→ DATA LINES:
────────────────

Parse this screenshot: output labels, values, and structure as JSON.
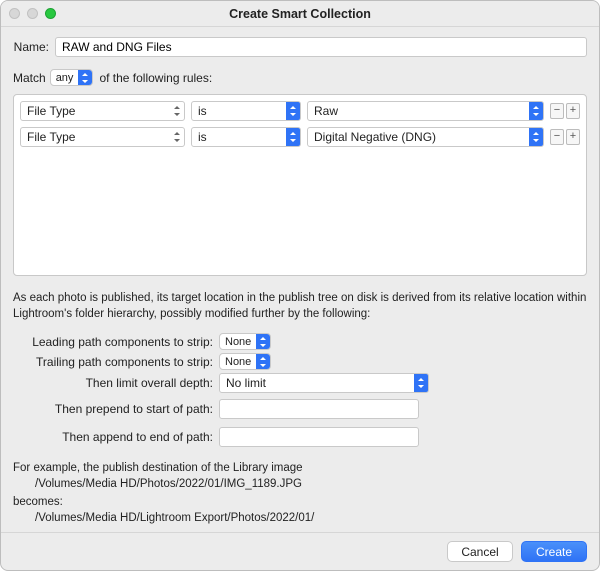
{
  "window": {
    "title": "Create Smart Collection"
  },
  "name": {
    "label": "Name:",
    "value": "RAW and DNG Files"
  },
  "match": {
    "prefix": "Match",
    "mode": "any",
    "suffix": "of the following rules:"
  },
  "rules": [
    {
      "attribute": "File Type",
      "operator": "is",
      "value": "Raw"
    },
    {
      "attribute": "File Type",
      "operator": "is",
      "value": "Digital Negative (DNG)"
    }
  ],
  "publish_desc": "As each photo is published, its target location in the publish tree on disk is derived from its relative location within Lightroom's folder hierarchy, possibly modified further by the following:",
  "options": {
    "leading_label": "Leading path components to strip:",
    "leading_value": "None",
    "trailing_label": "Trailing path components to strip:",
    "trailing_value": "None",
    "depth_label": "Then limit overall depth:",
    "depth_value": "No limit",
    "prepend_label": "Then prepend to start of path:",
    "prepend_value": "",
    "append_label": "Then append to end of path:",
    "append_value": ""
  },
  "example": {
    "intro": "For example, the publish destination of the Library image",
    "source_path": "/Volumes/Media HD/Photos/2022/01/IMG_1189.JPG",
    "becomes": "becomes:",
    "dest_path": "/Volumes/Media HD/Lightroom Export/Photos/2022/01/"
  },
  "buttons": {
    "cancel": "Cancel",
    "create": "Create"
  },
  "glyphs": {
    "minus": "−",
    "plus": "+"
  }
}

────────────────

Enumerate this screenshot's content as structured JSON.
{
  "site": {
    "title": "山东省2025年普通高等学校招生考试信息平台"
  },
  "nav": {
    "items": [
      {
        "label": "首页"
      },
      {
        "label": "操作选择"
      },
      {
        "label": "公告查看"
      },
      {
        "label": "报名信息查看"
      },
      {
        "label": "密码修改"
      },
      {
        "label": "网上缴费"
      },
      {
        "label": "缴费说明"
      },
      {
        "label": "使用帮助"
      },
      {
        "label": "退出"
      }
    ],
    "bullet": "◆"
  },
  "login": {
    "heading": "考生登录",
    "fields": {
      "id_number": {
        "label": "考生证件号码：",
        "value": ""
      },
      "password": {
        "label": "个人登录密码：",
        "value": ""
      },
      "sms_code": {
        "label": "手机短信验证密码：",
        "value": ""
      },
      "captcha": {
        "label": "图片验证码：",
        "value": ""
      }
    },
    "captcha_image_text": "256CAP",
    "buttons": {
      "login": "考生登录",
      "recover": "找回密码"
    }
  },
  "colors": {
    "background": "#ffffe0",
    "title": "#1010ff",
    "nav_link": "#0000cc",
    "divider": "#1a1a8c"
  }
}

────────────────

→ YOUR INSTRUCTIONS:
Find the lines above that contain the word "screenshot" and collect them.

→ TASK ANSWER:
Parse this screenshot: output labels, values, and structure as JSON.
Enumerate this screenshot's content as structured JSON.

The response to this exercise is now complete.